[Extracted records]
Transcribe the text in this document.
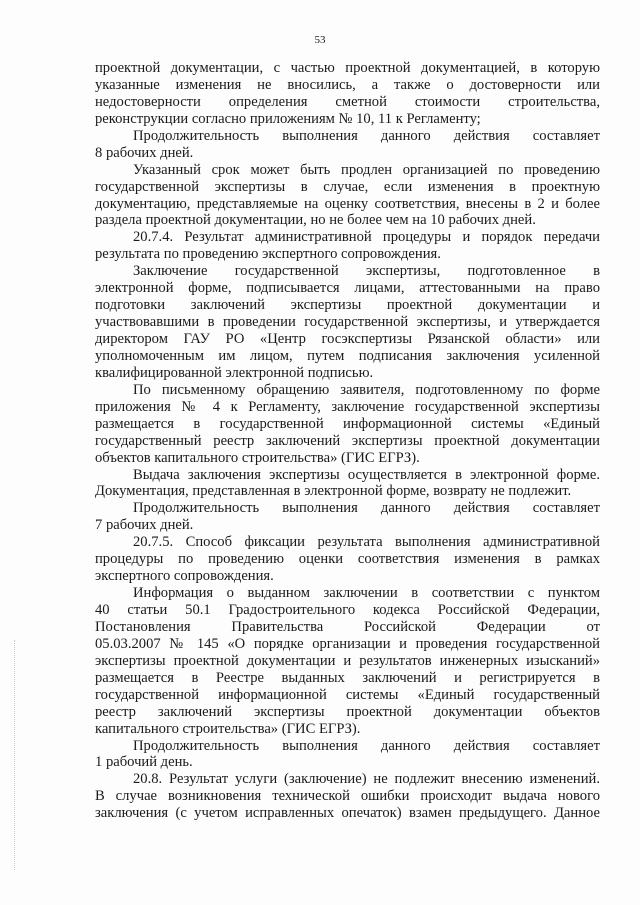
53
проектной документации, с частью проектной документацией, в которую
указанные изменения не вносились, а также о достоверности или
недостоверности определения сметной стоимости строительства,
реконструкции согласно приложениям № 10, 11 к Регламенту;
Продолжительность выполнения данного действия составляет
8 рабочих дней.
Указанный срок может быть продлен организацией по проведению
государственной экспертизы в случае, если изменения в проектную
документацию, представляемые на оценку соответствия, внесены в 2 и более
раздела проектной документации, но не более чем на 10 рабочих дней.
20.7.4. Результат административной процедуры и порядок передачи
результата по проведению экспертного сопровождения.
Заключение государственной экспертизы, подготовленное в
электронной форме, подписывается лицами, аттестованными на право
подготовки заключений экспертизы проектной документации и
участвовавшими в проведении государственной экспертизы, и утверждается
директором ГАУ РО «Центр госэкспертизы Рязанской области» или
уполномоченным им лицом, путем подписания заключения усиленной
квалифицированной электронной подписью.
По письменному обращению заявителя, подготовленному по форме
приложения № 4 к Регламенту, заключение государственной экспертизы
размещается в государственной информационной системы «Единый
государственный реестр заключений экспертизы проектной документации
объектов капитального строительства» (ГИС ЕГРЗ).
Выдача заключения экспертизы осуществляется в электронной форме.
Документация, представленная в электронной форме, возврату не подлежит.
Продолжительность выполнения данного действия составляет
7 рабочих дней.
20.7.5. Способ фиксации результата выполнения административной
процедуры по проведению оценки соответствия изменения в рамках
экспертного сопровождения.
Информация о выданном заключении в соответствии с пунктом
40 статьи 50.1 Градостроительного кодекса Российской Федерации,
Постановления Правительства Российской Федерации от
05.03.2007 № 145 «О порядке организации и проведения государственной
экспертизы проектной документации и результатов инженерных изысканий»
размещается в Реестре выданных заключений и регистрируется в
государственной информационной системы «Единый государственный
реестр заключений экспертизы проектной документации объектов
капитального строительства» (ГИС ЕГРЗ).
Продолжительность выполнения данного действия составляет
1 рабочий день.
20.8. Результат услуги (заключение) не подлежит внесению изменений.
В случае возникновения технической ошибки происходит выдача нового
заключения (с учетом исправленных опечаток) взамен предыдущего. Данное
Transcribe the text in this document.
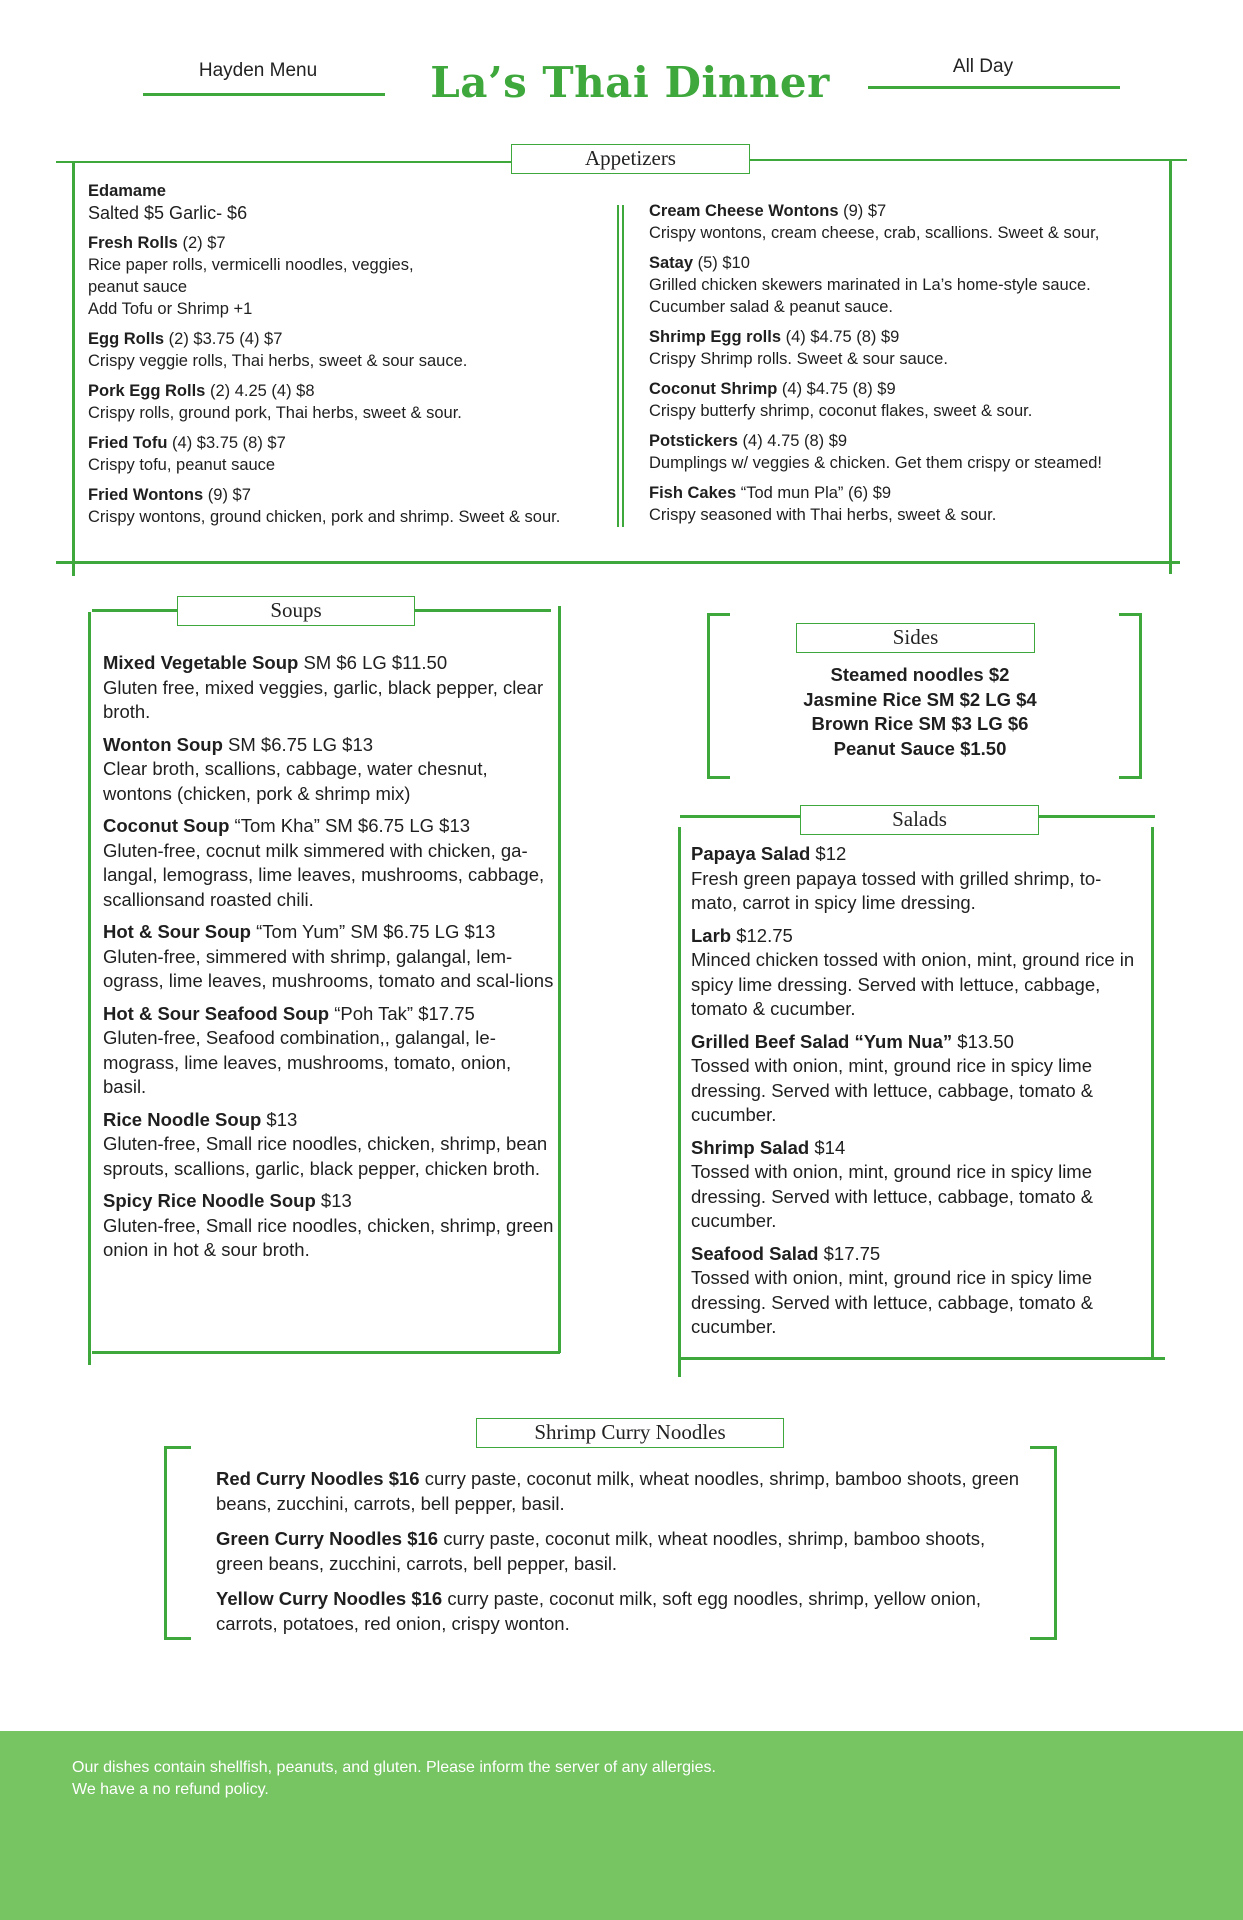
Hayden Menu	La’s Thai Dinner	All Day
Appetizers
Edamame
Salted $5 Garlic- $6
Fresh Rolls (2) $7
Rice paper rolls, vermicelli noodles, veggies, peanut sauce
Add Tofu or Shrimp +1
Egg Rolls (2) $3.75 (4) $7
Crispy veggie rolls, Thai herbs, sweet & sour sauce.
Pork Egg Rolls (2) 4.25 (4) $8
Crispy rolls, ground pork, Thai herbs, sweet & sour.
Fried Tofu (4) $3.75 (8) $7
Crispy tofu, peanut sauce
Fried Wontons (9) $7
Crispy wontons, ground chicken, pork and shrimp. Sweet & sour.
Cream Cheese Wontons (9) $7
Crispy wontons, cream cheese, crab, scallions. Sweet & sour,
Satay (5) $10
Grilled chicken skewers marinated in La’s home-style sauce. Cucumber salad & peanut sauce.
Shrimp Egg rolls (4) $4.75 (8) $9
Crispy Shrimp rolls. Sweet & sour sauce.
Coconut Shrimp (4) $4.75 (8) $9
Crispy butterfy shrimp, coconut flakes, sweet & sour.
Potstickers (4) 4.75 (8) $9
Dumplings w/ veggies & chicken. Get them crispy or steamed!
Fish Cakes “Tod mun Pla” (6) $9
Crispy seasoned with Thai herbs, sweet & sour.
Soups
Mixed Vegetable Soup SM $6 LG $11.50
Gluten free, mixed veggies, garlic, black pepper, clear broth.
Wonton Soup SM $6.75 LG $13
Clear broth, scallions, cabbage, water chesnut, wontons (chicken, pork & shrimp mix)
Coconut Soup “Tom Kha” SM $6.75 LG $13
Gluten-free, cocnut milk simmered with chicken, ga-langal, lemograss, lime leaves, mushrooms, cabbage, scallionsand roasted chili.
Hot & Sour Soup “Tom Yum” SM $6.75 LG $13
Gluten-free, simmered with shrimp, galangal, lem-ograss, lime leaves, mushrooms, tomato and scal-lions
Hot & Sour Seafood Soup “Poh Tak” $17.75
Gluten-free, Seafood combination,, galangal, le-mograss, lime leaves, mushrooms, tomato, onion, basil.
Rice Noodle Soup $13
Gluten-free, Small rice noodles, chicken, shrimp, bean sprouts, scallions, garlic, black pepper, chicken broth.
Spicy Rice Noodle Soup $13
Gluten-free, Small rice noodles, chicken, shrimp, green onion in hot & sour broth.
Sides
Steamed noodles $2
Jasmine Rice SM $2 LG $4
Brown Rice SM $3 LG $6
Peanut Sauce $1.50
Salads
Papaya Salad $12
Fresh green papaya tossed with grilled shrimp, to-mato, carrot in spicy lime dressing.
Larb $12.75
Minced chicken tossed with onion, mint, ground rice in spicy lime dressing. Served with lettuce, cabbage, tomato & cucumber.
Grilled Beef Salad “Yum Nua” $13.50
Tossed with onion, mint, ground rice in spicy lime dressing. Served with lettuce, cabbage, tomato & cucumber.
Shrimp Salad $14
Tossed with onion, mint, ground rice in spicy lime dressing. Served with lettuce, cabbage, tomato & cucumber.
Seafood Salad $17.75
Tossed with onion, mint, ground rice in spicy lime dressing. Served with lettuce, cabbage, tomato & cucumber.
Shrimp Curry Noodles
Red Curry Noodles $16 curry paste, coconut milk, wheat noodles, shrimp, bamboo shoots, green beans, zucchini, carrots, bell pepper, basil.
Green Curry Noodles $16 curry paste, coconut milk, wheat noodles, shrimp, bamboo shoots, green beans, zucchini, carrots, bell pepper, basil.
Yellow Curry Noodles $16 curry paste, coconut milk, soft egg noodles, shrimp, yellow onion, carrots, potatoes, red onion, crispy wonton.
Our dishes contain shellfish, peanuts, and gluten. Please inform the server of any allergies.
We have a no refund policy.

> TASK INSTRUCTIONS
Reproduce every entry exactly, but omit each picture.

> WORKED ANSWER
Transcribe the text in this document.
53
проектной документации, с частью проектной документацией, в которую
указанные изменения не вносились, а также о достоверности или
недостоверности определения сметной стоимости строительства,
реконструкции согласно приложениям № 10, 11 к Регламенту;
Продолжительность выполнения данного действия составляет
8 рабочих дней.
Указанный срок может быть продлен организацией по проведению
государственной экспертизы в случае, если изменения в проектную
документацию, представляемые на оценку соответствия, внесены в 2 и более
раздела проектной документации, но не более чем на 10 рабочих дней.
20.7.4. Результат административной процедуры и порядок передачи
результата по проведению экспертного сопровождения.
Заключение государственной экспертизы, подготовленное в
электронной форме, подписывается лицами, аттестованными на право
подготовки заключений экспертизы проектной документации и
участвовавшими в проведении государственной экспертизы, и утверждается
директором ГАУ РО «Центр госэкспертизы Рязанской области» или
уполномоченным им лицом, путем подписания заключения усиленной
квалифицированной электронной подписью.
По письменному обращению заявителя, подготовленному по форме
приложения № 4 к Регламенту, заключение государственной экспертизы
размещается в государственной информационной системы «Единый
государственный реестр заключений экспертизы проектной документации
объектов капитального строительства» (ГИС ЕГРЗ).
Выдача заключения экспертизы осуществляется в электронной форме.
Документация, представленная в электронной форме, возврату не подлежит.
Продолжительность выполнения данного действия составляет
7 рабочих дней.
20.7.5. Способ фиксации результата выполнения административной
процедуры по проведению оценки соответствия изменения в рамках
экспертного сопровождения.
Информация о выданном заключении в соответствии с пунктом
40 статьи 50.1 Градостроительного кодекса Российской Федерации,
Постановления Правительства Российской Федерации от
05.03.2007 № 145 «О порядке организации и проведения государственной
экспертизы проектной документации и результатов инженерных изысканий»
размещается в Реестре выданных заключений и регистрируется в
государственной информационной системы «Единый государственный
реестр заключений экспертизы проектной документации объектов
капитального строительства» (ГИС ЕГРЗ).
Продолжительность выполнения данного действия составляет
1 рабочий день.
20.8. Результат услуги (заключение) не подлежит внесению изменений.
В случае возникновения технической ошибки происходит выдача нового
заключения (с учетом исправленных опечаток) взамен предыдущего. Данное
Transcribe the text in this document.
Hayden Menu	La’s Thai Dinner	All Day
Appetizers
Edamame
Salted $5 Garlic- $6
Fresh Rolls (2) $7
Rice paper rolls, vermicelli noodles, veggies, peanut sauce
Add Tofu or Shrimp +1
Egg Rolls (2) $3.75 (4) $7
Crispy veggie rolls, Thai herbs, sweet & sour sauce.
Pork Egg Rolls (2) 4.25 (4) $8
Crispy rolls, ground pork, Thai herbs, sweet & sour.
Fried Tofu (4) $3.75 (8) $7
Crispy tofu, peanut sauce
Fried Wontons (9) $7
Crispy wontons, ground chicken, pork and shrimp. Sweet & sour.
Cream Cheese Wontons (9) $7
Crispy wontons, cream cheese, crab, scallions. Sweet & sour,
Satay (5) $10
Grilled chicken skewers marinated in La’s home-style sauce. Cucumber salad & peanut sauce.
Shrimp Egg rolls (4) $4.75 (8) $9
Crispy Shrimp rolls. Sweet & sour sauce.
Coconut Shrimp (4) $4.75 (8) $9
Crispy butterfy shrimp, coconut flakes, sweet & sour.
Potstickers (4) 4.75 (8) $9
Dumplings w/ veggies & chicken. Get them crispy or steamed!
Fish Cakes “Tod mun Pla” (6) $9
Crispy seasoned with Thai herbs, sweet & sour.
Soups
Mixed Vegetable Soup SM $6 LG $11.50
Gluten free, mixed veggies, garlic, black pepper, clear broth.
Wonton Soup SM $6.75 LG $13
Clear broth, scallions, cabbage, water chesnut, wontons (chicken, pork & shrimp mix)
Coconut Soup “Tom Kha” SM $6.75 LG $13
Gluten-free, cocnut milk simmered with chicken, ga-langal, lemograss, lime leaves, mushrooms, cabbage, scallionsand roasted chili.
Hot & Sour Soup “Tom Yum” SM $6.75 LG $13
Gluten-free, simmered with shrimp, galangal, lem-ograss, lime leaves, mushrooms, tomato and scal-lions
Hot & Sour Seafood Soup “Poh Tak” $17.75
Gluten-free, Seafood combination,, galangal, le-mograss, lime leaves, mushrooms, tomato, onion, basil.
Rice Noodle Soup $13
Gluten-free, Small rice noodles, chicken, shrimp, bean sprouts, scallions, garlic, black pepper, chicken broth.
Spicy Rice Noodle Soup $13
Gluten-free, Small rice noodles, chicken, shrimp, green onion in hot & sour broth.
Sides
Steamed noodles $2
Jasmine Rice SM $2 LG $4
Brown Rice SM $3 LG $6
Peanut Sauce $1.50
Salads
Papaya Salad $12
Fresh green papaya tossed with grilled shrimp, to-mato, carrot in spicy lime dressing.
Larb $12.75
Minced chicken tossed with onion, mint, ground rice in spicy lime dressing. Served with lettuce, cabbage, tomato & cucumber.
Grilled Beef Salad “Yum Nua” $13.50
Tossed with onion, mint, ground rice in spicy lime dressing. Served with lettuce, cabbage, tomato & cucumber.
Shrimp Salad $14
Tossed with onion, mint, ground rice in spicy lime dressing. Served with lettuce, cabbage, tomato & cucumber.
Seafood Salad $17.75
Tossed with onion, mint, ground rice in spicy lime dressing. Served with lettuce, cabbage, tomato & cucumber.
Shrimp Curry Noodles
Red Curry Noodles $16 curry paste, coconut milk, wheat noodles, shrimp, bamboo shoots, green beans, zucchini, carrots, bell pepper, basil.
Green Curry Noodles $16 curry paste, coconut milk, wheat noodles, shrimp, bamboo shoots, green beans, zucchini, carrots, bell pepper, basil.
Yellow Curry Noodles $16 curry paste, coconut milk, soft egg noodles, shrimp, yellow onion, carrots, potatoes, red onion, crispy wonton.
Our dishes contain shellfish, peanuts, and gluten. Please inform the server of any allergies.
We have a no refund policy.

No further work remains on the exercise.